> [WHAT THE EXERCISE ASKS]: Show, in full, each line of the data that contains "bouchon".

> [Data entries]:
—————

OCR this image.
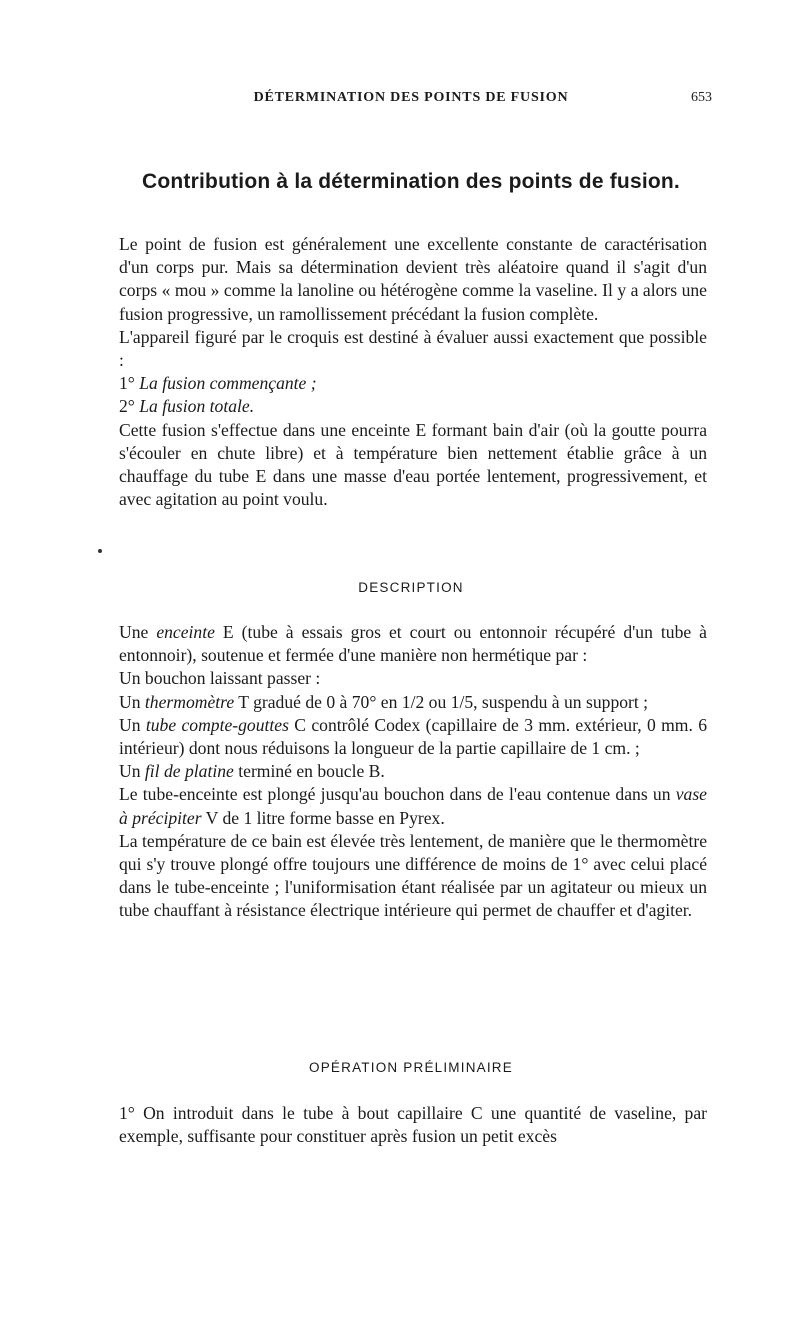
DÉTERMINATION DES POINTS DE FUSION	653
Contribution à la détermination des points de fusion.

Le point de fusion est généralement une excellente constante de caractérisation d'un corps pur. Mais sa détermination devient très aléatoire quand il s'agit d'un corps « mou » comme la lanoline ou hétérogène comme la vaseline. Il y a alors une fusion progressive, un ramollissement précédant la fusion complète.

L'appareil figuré par le croquis est destiné à évaluer aussi exactement que possible :

1° La fusion commençante ;

2° La fusion totale.

Cette fusion s'effectue dans une enceinte E formant bain d'air (où la goutte pourra s'écouler en chute libre) et à température bien nettement établie grâce à un chauffage du tube E dans une masse d'eau portée lentement, progressivement, et avec agitation au point voulu.

DESCRIPTION

Une enceinte E (tube à essais gros et court ou entonnoir récupéré d'un tube à entonnoir), soutenue et fermée d'une manière non hermétique par :

Un bouchon laissant passer :

Un thermomètre T gradué de 0 à 70° en 1/2 ou 1/5, suspendu à un support ;

Un tube compte-gouttes C contrôlé Codex (capillaire de 3 mm. extérieur, 0 mm. 6 intérieur) dont nous réduisons la longueur de la partie capillaire de 1 cm. ;

Un fil de platine terminé en boucle B.

Le tube-enceinte est plongé jusqu'au bouchon dans de l'eau contenue dans un vase à précipiter V de 1 litre forme basse en Pyrex.

La température de ce bain est élevée très lentement, de manière que le thermomètre qui s'y trouve plongé offre toujours une différence de moins de 1° avec celui placé dans le tube-enceinte ; l'uniformisation étant réalisée par un agitateur ou mieux un tube chauffant à résistance électrique intérieure qui permet de chauffer et d'agiter.

OPÉRATION PRÉLIMINAIRE

1° On introduit dans le tube à bout capillaire C une quantité de vaseline, par exemple, suffisante pour constituer après fusion un petit excès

—————

> [FULL OUTPUT]:
Un bouchon laissant passer :
Le tube-enceinte est plongé jusqu'au bouchon dans de l'eau contenue dans un vase à précipiter V de 1 litre forme basse en Pyrex.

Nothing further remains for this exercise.